WRITTEN EXERCISE: Records follow. Pull out every line that contains "subtitle".

(Dataset records)

━━━━━━━━━━━━━━━━━━━━

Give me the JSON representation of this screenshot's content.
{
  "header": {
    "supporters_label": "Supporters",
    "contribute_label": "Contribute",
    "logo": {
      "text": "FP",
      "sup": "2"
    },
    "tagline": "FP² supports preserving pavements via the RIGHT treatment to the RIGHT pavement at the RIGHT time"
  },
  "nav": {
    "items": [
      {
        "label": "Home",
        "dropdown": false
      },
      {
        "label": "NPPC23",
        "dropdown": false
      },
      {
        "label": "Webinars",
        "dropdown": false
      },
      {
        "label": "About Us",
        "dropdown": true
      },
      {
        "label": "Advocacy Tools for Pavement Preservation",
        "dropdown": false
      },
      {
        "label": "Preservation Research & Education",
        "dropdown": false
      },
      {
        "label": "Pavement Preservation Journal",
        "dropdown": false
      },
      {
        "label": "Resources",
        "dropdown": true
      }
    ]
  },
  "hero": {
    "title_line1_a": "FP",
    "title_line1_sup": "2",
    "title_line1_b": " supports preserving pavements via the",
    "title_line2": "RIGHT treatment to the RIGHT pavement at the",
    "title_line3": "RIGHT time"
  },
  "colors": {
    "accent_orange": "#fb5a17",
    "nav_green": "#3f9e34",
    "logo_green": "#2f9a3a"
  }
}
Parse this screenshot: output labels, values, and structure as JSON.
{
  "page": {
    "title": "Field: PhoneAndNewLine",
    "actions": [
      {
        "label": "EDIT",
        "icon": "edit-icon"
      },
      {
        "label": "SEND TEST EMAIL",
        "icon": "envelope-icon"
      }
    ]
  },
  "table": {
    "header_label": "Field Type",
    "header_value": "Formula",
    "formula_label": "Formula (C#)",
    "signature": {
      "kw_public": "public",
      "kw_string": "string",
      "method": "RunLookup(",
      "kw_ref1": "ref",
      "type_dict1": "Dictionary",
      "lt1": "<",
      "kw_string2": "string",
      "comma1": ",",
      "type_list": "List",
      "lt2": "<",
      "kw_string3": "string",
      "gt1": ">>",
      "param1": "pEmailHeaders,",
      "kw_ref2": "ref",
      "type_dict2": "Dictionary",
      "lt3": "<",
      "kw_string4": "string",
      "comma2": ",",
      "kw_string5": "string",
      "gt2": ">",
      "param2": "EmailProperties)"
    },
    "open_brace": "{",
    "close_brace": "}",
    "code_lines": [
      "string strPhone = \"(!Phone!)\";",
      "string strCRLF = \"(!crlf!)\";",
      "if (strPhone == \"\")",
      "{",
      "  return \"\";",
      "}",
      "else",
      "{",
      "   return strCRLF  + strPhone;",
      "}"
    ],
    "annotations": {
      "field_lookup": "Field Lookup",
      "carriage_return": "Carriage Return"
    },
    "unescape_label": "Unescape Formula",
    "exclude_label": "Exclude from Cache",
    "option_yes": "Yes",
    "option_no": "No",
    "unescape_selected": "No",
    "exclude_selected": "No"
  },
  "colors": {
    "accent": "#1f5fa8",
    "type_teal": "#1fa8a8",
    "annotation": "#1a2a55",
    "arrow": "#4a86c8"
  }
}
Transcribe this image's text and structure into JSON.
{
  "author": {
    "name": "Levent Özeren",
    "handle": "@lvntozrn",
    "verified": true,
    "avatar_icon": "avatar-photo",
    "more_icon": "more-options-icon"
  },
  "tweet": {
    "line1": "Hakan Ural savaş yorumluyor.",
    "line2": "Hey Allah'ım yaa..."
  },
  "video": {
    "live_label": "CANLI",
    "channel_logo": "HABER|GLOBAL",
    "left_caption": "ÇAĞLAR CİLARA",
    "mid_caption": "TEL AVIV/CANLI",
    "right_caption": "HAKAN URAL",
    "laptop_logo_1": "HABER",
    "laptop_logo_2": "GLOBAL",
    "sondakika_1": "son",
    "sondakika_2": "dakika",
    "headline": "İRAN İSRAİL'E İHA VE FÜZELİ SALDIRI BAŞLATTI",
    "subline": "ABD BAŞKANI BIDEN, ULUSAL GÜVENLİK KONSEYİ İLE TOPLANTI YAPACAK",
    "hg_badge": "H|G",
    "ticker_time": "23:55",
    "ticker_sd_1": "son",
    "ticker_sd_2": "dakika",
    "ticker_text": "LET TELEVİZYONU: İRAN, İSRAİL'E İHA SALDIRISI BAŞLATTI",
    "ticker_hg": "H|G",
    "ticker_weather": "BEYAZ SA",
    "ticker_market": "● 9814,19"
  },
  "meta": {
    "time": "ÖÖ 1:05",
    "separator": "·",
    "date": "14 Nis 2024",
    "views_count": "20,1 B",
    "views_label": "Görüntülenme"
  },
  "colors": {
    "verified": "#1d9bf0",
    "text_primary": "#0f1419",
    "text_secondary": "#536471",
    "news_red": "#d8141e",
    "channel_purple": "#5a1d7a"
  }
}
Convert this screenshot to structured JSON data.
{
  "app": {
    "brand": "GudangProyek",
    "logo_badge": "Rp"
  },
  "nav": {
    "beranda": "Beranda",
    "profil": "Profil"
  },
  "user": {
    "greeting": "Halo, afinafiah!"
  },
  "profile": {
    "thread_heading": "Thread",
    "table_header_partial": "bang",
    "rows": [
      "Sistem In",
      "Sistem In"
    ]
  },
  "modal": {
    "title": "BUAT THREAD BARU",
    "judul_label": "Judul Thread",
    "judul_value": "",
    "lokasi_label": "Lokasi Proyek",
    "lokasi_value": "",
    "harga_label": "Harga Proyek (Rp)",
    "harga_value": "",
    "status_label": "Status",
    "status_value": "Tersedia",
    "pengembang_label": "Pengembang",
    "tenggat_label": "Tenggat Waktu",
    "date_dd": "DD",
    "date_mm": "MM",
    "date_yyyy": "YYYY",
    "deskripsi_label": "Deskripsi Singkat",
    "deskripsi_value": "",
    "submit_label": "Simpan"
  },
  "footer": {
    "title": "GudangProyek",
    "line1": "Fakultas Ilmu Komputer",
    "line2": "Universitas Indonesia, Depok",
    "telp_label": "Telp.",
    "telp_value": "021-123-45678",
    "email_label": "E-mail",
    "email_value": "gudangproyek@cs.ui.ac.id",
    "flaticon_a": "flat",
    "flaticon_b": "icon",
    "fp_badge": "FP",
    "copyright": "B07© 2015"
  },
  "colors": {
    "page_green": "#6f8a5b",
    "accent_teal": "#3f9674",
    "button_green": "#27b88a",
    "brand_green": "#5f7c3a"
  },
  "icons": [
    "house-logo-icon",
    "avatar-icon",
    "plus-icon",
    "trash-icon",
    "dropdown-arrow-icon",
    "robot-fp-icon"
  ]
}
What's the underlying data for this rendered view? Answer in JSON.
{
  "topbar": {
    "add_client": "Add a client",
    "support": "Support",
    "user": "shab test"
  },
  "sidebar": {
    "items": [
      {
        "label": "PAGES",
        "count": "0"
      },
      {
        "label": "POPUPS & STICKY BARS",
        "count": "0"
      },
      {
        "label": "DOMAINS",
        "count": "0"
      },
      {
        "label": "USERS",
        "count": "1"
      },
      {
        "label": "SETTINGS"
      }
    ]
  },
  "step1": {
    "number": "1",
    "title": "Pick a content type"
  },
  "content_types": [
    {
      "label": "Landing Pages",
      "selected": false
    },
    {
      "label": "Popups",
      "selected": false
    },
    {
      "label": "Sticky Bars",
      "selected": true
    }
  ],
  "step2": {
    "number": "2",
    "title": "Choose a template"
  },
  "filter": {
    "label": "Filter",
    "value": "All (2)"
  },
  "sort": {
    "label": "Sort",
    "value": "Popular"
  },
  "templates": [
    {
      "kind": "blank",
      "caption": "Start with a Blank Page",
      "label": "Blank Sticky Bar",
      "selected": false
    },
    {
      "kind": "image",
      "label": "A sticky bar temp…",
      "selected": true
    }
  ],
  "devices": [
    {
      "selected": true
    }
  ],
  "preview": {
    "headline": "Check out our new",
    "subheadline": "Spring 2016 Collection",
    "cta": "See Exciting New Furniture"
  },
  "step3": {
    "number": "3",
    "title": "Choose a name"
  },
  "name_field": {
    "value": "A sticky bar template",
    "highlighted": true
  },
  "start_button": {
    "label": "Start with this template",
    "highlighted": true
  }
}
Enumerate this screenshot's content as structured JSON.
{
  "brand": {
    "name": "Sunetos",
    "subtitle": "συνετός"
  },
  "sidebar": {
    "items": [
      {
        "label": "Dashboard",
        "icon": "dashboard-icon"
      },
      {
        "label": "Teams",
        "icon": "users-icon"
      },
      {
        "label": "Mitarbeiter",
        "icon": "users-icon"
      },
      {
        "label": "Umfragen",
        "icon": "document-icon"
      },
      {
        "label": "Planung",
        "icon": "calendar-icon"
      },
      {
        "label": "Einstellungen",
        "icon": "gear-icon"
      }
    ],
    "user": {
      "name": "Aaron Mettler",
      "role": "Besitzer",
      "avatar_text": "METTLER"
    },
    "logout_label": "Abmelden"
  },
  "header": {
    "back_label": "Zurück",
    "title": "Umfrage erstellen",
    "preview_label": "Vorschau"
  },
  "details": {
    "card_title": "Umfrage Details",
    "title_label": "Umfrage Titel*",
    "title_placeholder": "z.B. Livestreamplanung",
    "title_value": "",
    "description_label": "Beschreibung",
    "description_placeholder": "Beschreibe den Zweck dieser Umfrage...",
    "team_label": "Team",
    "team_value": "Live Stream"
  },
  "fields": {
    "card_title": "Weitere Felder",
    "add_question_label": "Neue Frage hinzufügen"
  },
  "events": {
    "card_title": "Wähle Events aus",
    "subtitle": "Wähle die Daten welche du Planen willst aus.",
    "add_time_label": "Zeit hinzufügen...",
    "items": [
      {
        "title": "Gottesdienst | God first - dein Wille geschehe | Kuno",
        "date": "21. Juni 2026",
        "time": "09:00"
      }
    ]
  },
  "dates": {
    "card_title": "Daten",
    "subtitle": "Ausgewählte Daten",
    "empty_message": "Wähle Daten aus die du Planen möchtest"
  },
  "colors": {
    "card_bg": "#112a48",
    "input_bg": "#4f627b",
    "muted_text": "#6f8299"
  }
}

━━━━━━━━━━━━━━━━━━━━

THE COMPLETED TASK:
    "subtitle": "συνετός"
    "subtitle": "Wähle die Daten welche du Planen willst aus.",
    "subtitle": "Ausgewählte Daten",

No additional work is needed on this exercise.